=== Raw records ===

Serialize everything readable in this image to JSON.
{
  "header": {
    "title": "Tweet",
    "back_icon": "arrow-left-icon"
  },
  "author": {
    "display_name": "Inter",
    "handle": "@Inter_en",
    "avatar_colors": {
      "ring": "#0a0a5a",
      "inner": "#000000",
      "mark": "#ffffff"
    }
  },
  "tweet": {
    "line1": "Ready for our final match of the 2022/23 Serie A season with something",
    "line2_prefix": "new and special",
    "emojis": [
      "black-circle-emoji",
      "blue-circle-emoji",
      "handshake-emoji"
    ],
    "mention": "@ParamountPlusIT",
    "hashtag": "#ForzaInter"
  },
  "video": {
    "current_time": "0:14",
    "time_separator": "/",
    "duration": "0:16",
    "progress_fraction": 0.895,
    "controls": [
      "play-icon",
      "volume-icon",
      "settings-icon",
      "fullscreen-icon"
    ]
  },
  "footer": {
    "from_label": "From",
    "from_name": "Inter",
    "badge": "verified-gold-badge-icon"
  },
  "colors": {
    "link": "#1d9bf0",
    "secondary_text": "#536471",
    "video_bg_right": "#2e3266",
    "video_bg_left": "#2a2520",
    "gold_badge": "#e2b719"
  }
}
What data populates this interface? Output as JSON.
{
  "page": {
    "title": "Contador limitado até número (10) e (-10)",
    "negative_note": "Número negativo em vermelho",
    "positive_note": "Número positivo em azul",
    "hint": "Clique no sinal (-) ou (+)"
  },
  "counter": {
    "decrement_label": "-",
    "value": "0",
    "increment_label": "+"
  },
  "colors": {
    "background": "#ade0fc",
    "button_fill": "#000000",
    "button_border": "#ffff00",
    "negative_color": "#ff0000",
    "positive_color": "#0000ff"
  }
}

===

* **Exercise description**: Return a copy of every line that includes the word "JSON".

* **Complete output**:
Serialize everything readable in this image to JSON.
What data populates this interface? Output as JSON.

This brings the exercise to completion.